## Objective
Return only the number of lines that hold "equivalence".

[begin Entries supplied]

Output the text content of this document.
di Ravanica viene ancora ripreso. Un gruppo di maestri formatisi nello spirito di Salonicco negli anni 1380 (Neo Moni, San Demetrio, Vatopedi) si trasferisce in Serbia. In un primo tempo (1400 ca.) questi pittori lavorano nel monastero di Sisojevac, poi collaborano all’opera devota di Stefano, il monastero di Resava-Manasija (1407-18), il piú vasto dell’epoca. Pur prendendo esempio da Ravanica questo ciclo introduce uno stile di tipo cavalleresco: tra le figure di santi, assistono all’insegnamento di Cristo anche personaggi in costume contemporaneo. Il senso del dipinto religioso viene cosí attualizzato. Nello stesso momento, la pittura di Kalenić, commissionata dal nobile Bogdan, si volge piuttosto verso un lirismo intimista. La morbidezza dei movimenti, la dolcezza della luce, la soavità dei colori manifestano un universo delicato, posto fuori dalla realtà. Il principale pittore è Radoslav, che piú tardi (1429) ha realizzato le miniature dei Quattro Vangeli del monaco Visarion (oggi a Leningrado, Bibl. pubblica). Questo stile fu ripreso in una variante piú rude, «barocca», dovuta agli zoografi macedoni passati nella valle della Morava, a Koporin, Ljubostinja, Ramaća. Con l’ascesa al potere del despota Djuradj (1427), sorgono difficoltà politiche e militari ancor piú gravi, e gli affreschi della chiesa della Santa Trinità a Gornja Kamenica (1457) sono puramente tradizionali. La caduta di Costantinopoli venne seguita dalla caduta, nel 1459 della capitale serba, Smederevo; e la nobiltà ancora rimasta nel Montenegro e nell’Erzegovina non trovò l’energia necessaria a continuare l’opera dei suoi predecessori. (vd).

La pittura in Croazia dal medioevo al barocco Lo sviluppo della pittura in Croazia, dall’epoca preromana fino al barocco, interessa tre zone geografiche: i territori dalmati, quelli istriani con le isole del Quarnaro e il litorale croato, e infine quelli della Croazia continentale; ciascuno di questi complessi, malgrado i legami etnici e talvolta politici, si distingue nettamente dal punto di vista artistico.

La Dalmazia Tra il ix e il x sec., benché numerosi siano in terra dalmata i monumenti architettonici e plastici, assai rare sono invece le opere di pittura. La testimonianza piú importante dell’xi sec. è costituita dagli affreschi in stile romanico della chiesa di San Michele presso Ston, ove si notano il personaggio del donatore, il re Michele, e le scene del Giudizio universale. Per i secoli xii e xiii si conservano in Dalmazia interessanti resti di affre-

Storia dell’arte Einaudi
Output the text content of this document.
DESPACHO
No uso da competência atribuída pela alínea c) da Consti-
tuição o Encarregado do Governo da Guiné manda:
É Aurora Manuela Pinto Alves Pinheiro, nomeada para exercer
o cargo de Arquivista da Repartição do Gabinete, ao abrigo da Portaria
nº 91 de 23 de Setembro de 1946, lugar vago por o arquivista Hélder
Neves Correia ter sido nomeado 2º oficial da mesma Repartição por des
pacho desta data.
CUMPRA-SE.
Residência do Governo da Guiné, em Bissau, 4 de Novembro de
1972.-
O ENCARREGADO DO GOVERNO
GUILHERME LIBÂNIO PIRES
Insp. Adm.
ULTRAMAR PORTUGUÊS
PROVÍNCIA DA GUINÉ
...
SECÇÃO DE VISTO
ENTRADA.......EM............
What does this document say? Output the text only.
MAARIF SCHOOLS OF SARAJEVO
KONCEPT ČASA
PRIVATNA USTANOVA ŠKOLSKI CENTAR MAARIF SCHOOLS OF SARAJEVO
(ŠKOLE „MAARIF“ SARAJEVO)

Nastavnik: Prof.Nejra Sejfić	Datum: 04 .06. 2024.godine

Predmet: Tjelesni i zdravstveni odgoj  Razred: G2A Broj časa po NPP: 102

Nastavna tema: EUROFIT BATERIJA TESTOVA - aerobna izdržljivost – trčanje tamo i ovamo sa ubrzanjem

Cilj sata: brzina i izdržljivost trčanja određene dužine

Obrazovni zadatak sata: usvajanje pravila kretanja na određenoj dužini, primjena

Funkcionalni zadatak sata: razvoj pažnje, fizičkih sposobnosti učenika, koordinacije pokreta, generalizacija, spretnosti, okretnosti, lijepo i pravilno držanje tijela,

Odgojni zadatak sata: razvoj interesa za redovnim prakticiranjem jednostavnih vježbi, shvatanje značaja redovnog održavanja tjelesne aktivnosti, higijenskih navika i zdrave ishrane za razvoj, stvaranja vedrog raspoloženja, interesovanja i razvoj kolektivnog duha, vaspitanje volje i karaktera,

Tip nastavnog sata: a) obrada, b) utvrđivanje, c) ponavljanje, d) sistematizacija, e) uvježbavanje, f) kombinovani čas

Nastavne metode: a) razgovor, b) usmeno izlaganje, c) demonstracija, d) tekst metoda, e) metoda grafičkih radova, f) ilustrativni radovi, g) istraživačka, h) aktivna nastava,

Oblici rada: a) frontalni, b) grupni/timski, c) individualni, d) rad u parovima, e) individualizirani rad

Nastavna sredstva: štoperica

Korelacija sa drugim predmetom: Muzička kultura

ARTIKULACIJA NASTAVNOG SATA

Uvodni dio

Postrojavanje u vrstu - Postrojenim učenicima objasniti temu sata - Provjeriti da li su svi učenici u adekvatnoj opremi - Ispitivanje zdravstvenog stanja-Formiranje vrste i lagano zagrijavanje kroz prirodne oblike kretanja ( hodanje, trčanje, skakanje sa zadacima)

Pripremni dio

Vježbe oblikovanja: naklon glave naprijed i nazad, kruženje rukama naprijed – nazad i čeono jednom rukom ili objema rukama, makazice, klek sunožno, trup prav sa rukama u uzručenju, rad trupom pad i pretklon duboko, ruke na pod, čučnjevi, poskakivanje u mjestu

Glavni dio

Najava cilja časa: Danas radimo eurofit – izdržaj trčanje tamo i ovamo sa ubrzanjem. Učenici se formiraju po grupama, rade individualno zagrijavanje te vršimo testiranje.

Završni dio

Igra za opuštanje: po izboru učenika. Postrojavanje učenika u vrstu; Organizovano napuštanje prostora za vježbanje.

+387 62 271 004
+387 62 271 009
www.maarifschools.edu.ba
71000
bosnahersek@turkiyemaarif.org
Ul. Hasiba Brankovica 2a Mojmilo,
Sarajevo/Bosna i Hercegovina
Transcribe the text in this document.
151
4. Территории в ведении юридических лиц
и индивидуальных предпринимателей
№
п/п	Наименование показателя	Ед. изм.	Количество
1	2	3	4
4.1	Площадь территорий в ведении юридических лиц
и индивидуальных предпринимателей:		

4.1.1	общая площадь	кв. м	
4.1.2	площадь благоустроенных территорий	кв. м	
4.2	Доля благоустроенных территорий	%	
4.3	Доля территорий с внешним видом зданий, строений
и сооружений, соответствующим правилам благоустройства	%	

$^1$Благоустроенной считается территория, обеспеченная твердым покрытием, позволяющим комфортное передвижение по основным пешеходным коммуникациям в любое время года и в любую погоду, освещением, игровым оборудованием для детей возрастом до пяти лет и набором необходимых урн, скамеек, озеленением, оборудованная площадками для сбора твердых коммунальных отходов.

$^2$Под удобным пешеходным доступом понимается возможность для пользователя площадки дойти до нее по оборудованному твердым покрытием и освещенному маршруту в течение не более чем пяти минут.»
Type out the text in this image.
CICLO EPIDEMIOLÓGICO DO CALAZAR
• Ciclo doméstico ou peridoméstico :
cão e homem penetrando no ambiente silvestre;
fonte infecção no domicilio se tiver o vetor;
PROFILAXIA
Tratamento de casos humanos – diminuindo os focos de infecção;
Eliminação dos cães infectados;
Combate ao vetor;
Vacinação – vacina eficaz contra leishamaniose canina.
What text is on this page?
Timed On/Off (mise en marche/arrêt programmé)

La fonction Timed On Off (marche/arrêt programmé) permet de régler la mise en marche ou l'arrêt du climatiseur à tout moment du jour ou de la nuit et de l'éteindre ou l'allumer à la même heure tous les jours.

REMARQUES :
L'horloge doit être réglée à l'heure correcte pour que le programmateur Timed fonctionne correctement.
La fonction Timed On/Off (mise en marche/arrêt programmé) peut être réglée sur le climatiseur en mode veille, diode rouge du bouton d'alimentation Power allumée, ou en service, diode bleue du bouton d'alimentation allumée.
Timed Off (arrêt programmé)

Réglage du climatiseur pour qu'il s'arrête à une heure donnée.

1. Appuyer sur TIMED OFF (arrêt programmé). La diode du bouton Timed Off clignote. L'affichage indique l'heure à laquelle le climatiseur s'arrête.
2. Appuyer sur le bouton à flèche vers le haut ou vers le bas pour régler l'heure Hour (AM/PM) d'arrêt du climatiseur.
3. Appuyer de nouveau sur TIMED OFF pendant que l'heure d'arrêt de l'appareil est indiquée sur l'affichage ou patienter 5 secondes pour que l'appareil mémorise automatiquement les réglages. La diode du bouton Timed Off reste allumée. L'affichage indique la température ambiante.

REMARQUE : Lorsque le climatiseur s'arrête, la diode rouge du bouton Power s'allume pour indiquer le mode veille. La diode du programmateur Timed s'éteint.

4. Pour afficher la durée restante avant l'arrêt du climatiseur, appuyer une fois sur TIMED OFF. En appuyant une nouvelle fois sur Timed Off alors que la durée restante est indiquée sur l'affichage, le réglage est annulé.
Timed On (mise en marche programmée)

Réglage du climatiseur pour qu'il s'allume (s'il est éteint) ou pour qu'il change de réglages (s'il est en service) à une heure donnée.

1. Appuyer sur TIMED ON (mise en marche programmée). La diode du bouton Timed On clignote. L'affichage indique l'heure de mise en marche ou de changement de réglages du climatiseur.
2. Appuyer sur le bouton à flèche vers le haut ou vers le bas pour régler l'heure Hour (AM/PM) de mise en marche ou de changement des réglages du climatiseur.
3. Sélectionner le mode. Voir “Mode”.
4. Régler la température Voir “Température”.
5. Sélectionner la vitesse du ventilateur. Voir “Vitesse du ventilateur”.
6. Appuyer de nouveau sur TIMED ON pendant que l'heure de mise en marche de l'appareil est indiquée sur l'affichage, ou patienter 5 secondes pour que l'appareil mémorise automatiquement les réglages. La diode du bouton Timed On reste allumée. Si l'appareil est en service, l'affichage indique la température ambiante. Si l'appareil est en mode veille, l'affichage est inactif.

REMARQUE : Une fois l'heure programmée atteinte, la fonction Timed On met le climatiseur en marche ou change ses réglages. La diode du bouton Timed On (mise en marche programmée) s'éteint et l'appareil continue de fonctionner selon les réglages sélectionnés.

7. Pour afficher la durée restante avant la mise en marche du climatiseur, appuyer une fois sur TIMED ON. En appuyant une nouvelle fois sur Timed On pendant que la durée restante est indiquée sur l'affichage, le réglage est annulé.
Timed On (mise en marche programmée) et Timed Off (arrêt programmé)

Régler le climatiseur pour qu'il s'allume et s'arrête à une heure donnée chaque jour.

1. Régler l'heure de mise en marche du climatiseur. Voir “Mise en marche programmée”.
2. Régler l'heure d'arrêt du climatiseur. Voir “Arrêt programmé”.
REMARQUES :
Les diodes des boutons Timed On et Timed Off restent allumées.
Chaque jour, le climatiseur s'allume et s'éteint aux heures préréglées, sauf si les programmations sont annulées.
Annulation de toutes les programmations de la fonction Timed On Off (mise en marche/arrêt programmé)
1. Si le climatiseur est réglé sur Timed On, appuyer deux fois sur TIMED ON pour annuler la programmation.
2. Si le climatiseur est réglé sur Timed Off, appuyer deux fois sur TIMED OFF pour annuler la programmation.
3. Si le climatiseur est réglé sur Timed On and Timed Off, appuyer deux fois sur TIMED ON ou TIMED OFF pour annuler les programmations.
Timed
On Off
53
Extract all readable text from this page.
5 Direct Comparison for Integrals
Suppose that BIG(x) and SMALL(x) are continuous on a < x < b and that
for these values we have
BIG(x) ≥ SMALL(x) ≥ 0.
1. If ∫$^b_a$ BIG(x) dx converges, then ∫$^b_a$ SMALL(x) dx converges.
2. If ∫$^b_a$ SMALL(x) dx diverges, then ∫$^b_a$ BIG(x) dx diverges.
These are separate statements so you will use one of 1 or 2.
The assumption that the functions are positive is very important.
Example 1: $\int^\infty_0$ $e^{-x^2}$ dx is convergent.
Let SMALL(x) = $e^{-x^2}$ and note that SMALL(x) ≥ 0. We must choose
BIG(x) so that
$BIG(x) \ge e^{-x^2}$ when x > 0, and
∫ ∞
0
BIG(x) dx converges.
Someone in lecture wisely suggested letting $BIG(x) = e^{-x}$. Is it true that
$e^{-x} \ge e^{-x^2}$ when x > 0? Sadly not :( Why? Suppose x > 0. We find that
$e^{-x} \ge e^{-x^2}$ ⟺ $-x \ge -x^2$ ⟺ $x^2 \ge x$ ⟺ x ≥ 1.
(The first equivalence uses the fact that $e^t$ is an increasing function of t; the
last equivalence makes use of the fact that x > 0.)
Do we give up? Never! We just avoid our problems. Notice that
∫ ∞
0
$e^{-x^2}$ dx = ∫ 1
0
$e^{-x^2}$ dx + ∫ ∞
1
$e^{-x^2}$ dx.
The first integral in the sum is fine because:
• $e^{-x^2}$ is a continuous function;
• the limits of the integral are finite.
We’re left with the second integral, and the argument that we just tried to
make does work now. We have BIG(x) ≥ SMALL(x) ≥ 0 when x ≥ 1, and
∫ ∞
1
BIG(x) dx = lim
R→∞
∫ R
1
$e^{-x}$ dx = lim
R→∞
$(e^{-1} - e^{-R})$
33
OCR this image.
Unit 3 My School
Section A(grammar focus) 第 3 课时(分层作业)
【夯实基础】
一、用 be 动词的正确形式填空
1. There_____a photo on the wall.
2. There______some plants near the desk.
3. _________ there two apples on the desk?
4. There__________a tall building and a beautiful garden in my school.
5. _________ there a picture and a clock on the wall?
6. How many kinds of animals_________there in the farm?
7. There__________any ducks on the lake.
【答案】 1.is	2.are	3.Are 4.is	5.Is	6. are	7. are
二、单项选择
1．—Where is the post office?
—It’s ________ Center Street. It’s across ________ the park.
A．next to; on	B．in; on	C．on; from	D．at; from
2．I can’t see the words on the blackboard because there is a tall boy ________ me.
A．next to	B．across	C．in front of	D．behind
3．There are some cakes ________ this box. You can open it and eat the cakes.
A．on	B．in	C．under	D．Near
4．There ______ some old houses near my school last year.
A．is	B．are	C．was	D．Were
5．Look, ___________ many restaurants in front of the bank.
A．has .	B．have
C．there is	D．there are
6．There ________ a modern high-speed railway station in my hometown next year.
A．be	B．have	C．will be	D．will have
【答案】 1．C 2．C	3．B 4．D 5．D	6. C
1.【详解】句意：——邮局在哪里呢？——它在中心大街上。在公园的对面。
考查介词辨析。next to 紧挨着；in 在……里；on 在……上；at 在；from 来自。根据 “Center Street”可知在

[end Entries supplied]

## Right answer
2